• **Set task**: Reproduce every record exactly as it appears, but not the pictures.

(Dataset records)
·····
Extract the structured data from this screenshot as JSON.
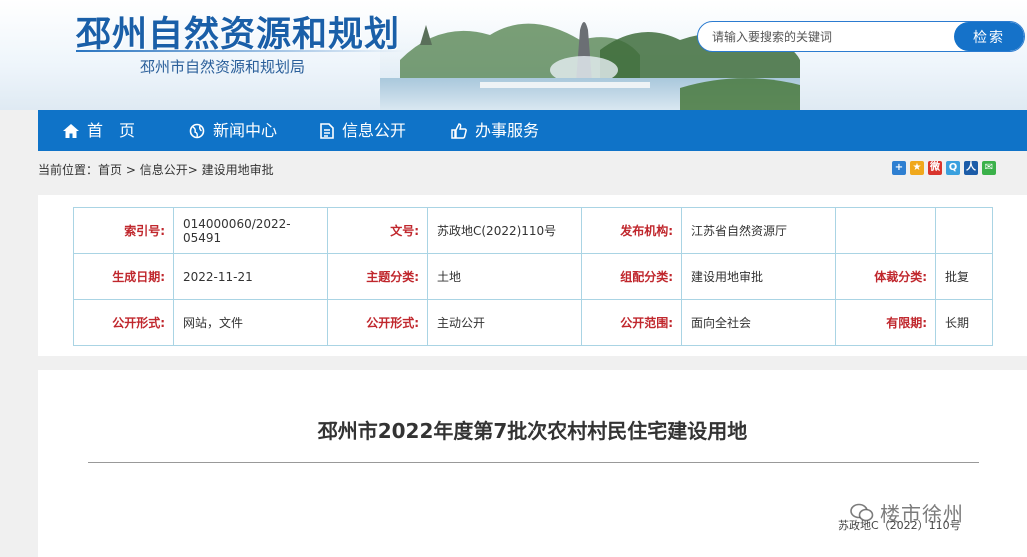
{
  "header": {
    "site_title": "邳州自然资源和规划",
    "site_subtitle": "邳州市自然资源和规划局"
  },
  "search": {
    "placeholder": "请输入要搜索的关键词",
    "button_label": "检索"
  },
  "nav": {
    "items": [
      {
        "label": "首　页",
        "icon": "home-icon"
      },
      {
        "label": "新闻中心",
        "icon": "globe-icon"
      },
      {
        "label": "信息公开",
        "icon": "document-icon"
      },
      {
        "label": "办事服务",
        "icon": "thumbs-up-icon"
      }
    ]
  },
  "breadcrumb": {
    "prefix": "当前位置：",
    "items": [
      "首页",
      "信息公开",
      "建设用地审批"
    ],
    "sep1": " > ",
    "sep2": "> "
  },
  "share": {
    "icons": [
      {
        "name": "share-add-icon",
        "color": "#2e7fd1",
        "glyph": "+"
      },
      {
        "name": "share-qzone-icon",
        "color": "#f0a81c",
        "glyph": "★"
      },
      {
        "name": "share-weibo-icon",
        "color": "#d9352d",
        "glyph": "微"
      },
      {
        "name": "share-qq-icon",
        "color": "#3aa0de",
        "glyph": "Q"
      },
      {
        "name": "share-renren-icon",
        "color": "#1c5ca8",
        "glyph": "人"
      },
      {
        "name": "share-wechat-icon",
        "color": "#3bb14a",
        "glyph": "✉"
      }
    ]
  },
  "info": {
    "rows": [
      [
        {
          "label": "索引号:",
          "value": "014000060/2022-05491"
        },
        {
          "label": "文号:",
          "value": "苏政地C(2022)110号"
        },
        {
          "label": "发布机构:",
          "value": "江苏省自然资源厅"
        },
        {
          "label": "",
          "value": ""
        }
      ],
      [
        {
          "label": "生成日期:",
          "value": "2022-11-21"
        },
        {
          "label": "主题分类:",
          "value": "土地"
        },
        {
          "label": "组配分类:",
          "value": "建设用地审批"
        },
        {
          "label": "体裁分类:",
          "value": "批复"
        }
      ],
      [
        {
          "label": "公开形式:",
          "value": "网站，文件"
        },
        {
          "label": "公开形式:",
          "value": "主动公开"
        },
        {
          "label": "公开范围:",
          "value": "面向全社会"
        },
        {
          "label": "有限期:",
          "value": "长期"
        }
      ]
    ]
  },
  "article": {
    "title": "邳州市2022年度第7批次农村村民住宅建设用地",
    "doc_number": "苏政地C（2022）110号",
    "watermark": "楼市徐州"
  },
  "colors": {
    "nav_bg": "#0f73c8",
    "label_red": "#c0272d",
    "title_blue": "#1a5fa8"
  }
}
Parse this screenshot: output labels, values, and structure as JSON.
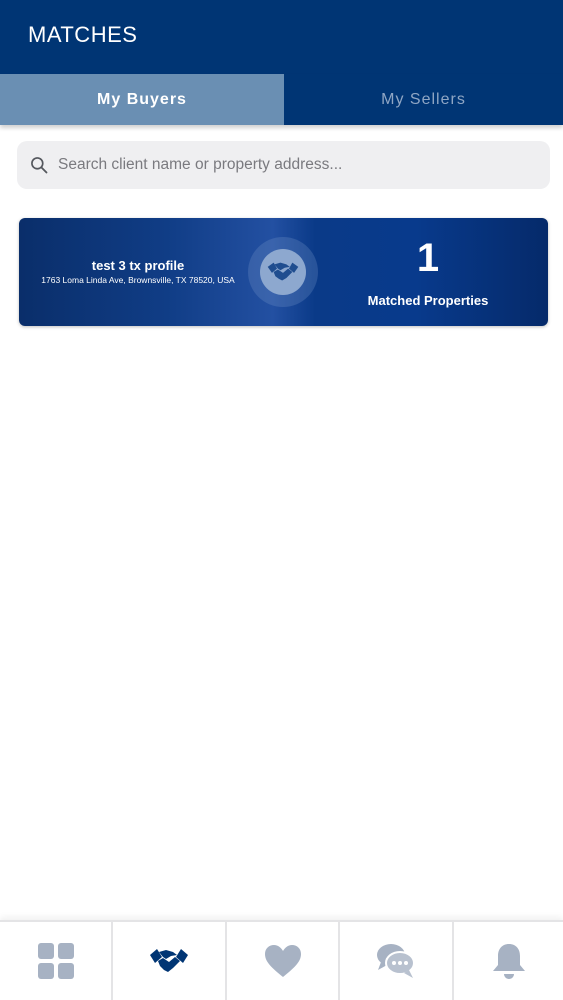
{
  "header": {
    "title": "MATCHES"
  },
  "tabs": [
    {
      "label": "My Buyers",
      "active": true
    },
    {
      "label": "My Sellers",
      "active": false
    }
  ],
  "search": {
    "placeholder": "Search client name or property address...",
    "value": "",
    "icon": "search-icon"
  },
  "matches": [
    {
      "client_name": "test 3 tx profile",
      "address": "1763 Loma Linda Ave, Brownsville, TX 78520, USA",
      "icon": "handshake-icon",
      "count": "1",
      "count_label": "Matched Properties"
    }
  ],
  "bottom_nav": [
    {
      "icon": "dashboard-grid-icon",
      "active": false
    },
    {
      "icon": "handshake-icon",
      "active": true
    },
    {
      "icon": "heart-icon",
      "active": false
    },
    {
      "icon": "chat-bubbles-icon",
      "active": false
    },
    {
      "icon": "bell-icon",
      "active": false
    }
  ],
  "colors": {
    "brand_navy": "#003574",
    "active_tab": "#6a8fb3",
    "nav_inactive": "#a7b2c3",
    "nav_active": "#003574"
  }
}
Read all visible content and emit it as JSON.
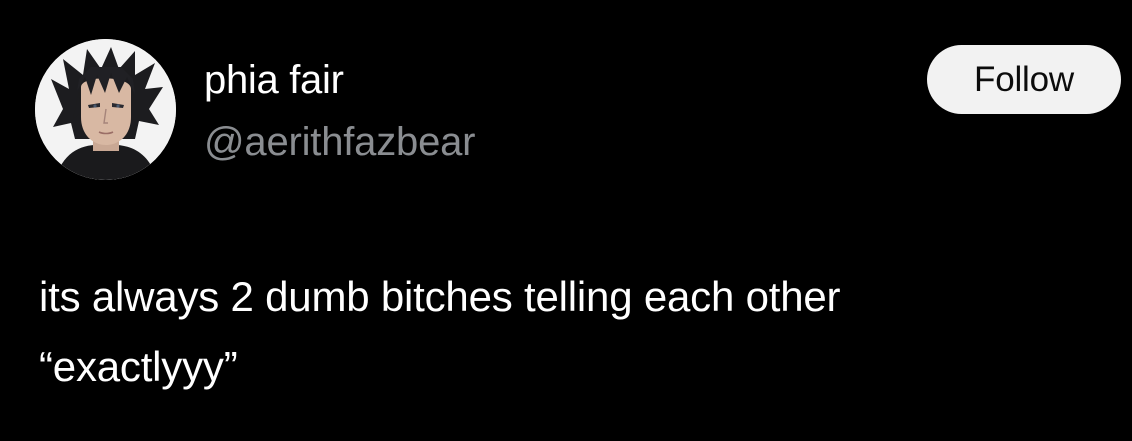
{
  "author": {
    "display_name": "phia fair",
    "handle": "@aerithfazbear",
    "avatar_icon": "profile-avatar-image"
  },
  "actions": {
    "follow_label": "Follow"
  },
  "tweet": {
    "lines": [
      "its always 2 dumb bitches telling each other",
      "“exactlyyy”"
    ]
  },
  "colors": {
    "background": "#000000",
    "text_primary": "#ffffff",
    "text_secondary": "#8a8d91",
    "button_bg": "#f2f2f2",
    "button_text": "#0c0c0c"
  }
}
·····
• **Written response**:
Extract the structured data from this screenshot as JSON.
{
  "header": {
    "site_title": "邳州自然资源和规划",
    "site_subtitle": "邳州市自然资源和规划局"
  },
  "search": {
    "placeholder": "请输入要搜索的关键词",
    "button_label": "检索"
  },
  "nav": {
    "items": [
      {
        "label": "首　页",
        "icon": "home-icon"
      },
      {
        "label": "新闻中心",
        "icon": "globe-icon"
      },
      {
        "label": "信息公开",
        "icon": "document-icon"
      },
      {
        "label": "办事服务",
        "icon": "thumbs-up-icon"
      }
    ]
  },
  "breadcrumb": {
    "prefix": "当前位置：",
    "items": [
      "首页",
      "信息公开",
      "建设用地审批"
    ],
    "sep1": " > ",
    "sep2": "> "
  },
  "share": {
    "icons": [
      {
        "name": "share-add-icon",
        "color": "#2e7fd1",
        "glyph": "+"
      },
      {
        "name": "share-qzone-icon",
        "color": "#f0a81c",
        "glyph": "★"
      },
      {
        "name": "share-weibo-icon",
        "color": "#d9352d",
        "glyph": "微"
      },
      {
        "name": "share-qq-icon",
        "color": "#3aa0de",
        "glyph": "Q"
      },
      {
        "name": "share-renren-icon",
        "color": "#1c5ca8",
        "glyph": "人"
      },
      {
        "name": "share-wechat-icon",
        "color": "#3bb14a",
        "glyph": "✉"
      }
    ]
  },
  "info": {
    "rows": [
      [
        {
          "label": "索引号:",
          "value": "014000060/2022-05491"
        },
        {
          "label": "文号:",
          "value": "苏政地C(2022)110号"
        },
        {
          "label": "发布机构:",
          "value": "江苏省自然资源厅"
        },
        {
          "label": "",
          "value": ""
        }
      ],
      [
        {
          "label": "生成日期:",
          "value": "2022-11-21"
        },
        {
          "label": "主题分类:",
          "value": "土地"
        },
        {
          "label": "组配分类:",
          "value": "建设用地审批"
        },
        {
          "label": "体裁分类:",
          "value": "批复"
        }
      ],
      [
        {
          "label": "公开形式:",
          "value": "网站，文件"
        },
        {
          "label": "公开形式:",
          "value": "主动公开"
        },
        {
          "label": "公开范围:",
          "value": "面向全社会"
        },
        {
          "label": "有限期:",
          "value": "长期"
        }
      ]
    ]
  },
  "article": {
    "title": "邳州市2022年度第7批次农村村民住宅建设用地",
    "doc_number": "苏政地C（2022）110号",
    "watermark": "楼市徐州"
  },
  "colors": {
    "nav_bg": "#0f73c8",
    "label_red": "#c0272d",
    "title_blue": "#1a5fa8"
  }
}
Parse this screenshot: output labels, values, and structure as JSON.
{
  "header": {
    "title": "MATCHES"
  },
  "tabs": [
    {
      "label": "My Buyers",
      "active": true
    },
    {
      "label": "My Sellers",
      "active": false
    }
  ],
  "search": {
    "placeholder": "Search client name or property address...",
    "value": "",
    "icon": "search-icon"
  },
  "matches": [
    {
      "client_name": "test 3 tx profile",
      "address": "1763 Loma Linda Ave, Brownsville, TX 78520, USA",
      "icon": "handshake-icon",
      "count": "1",
      "count_label": "Matched Properties"
    }
  ],
  "bottom_nav": [
    {
      "icon": "dashboard-grid-icon",
      "active": false
    },
    {
      "icon": "handshake-icon",
      "active": true
    },
    {
      "icon": "heart-icon",
      "active": false
    },
    {
      "icon": "chat-bubbles-icon",
      "active": false
    },
    {
      "icon": "bell-icon",
      "active": false
    }
  ],
  "colors": {
    "brand_navy": "#003574",
    "active_tab": "#6a8fb3",
    "nav_inactive": "#a7b2c3",
    "nav_active": "#003574"
  }
}
Read all visible content and emit it as JSON.
{
  "author": {
    "display_name": "phia fair",
    "handle": "@aerithfazbear",
    "avatar_icon": "profile-avatar-image"
  },
  "actions": {
    "follow_label": "Follow"
  },
  "tweet": {
    "lines": [
      "its always 2 dumb bitches telling each other",
      "“exactlyyy”"
    ]
  },
  "colors": {
    "background": "#000000",
    "text_primary": "#ffffff",
    "text_secondary": "#8a8d91",
    "button_bg": "#f2f2f2",
    "button_text": "#0c0c0c"
  }
}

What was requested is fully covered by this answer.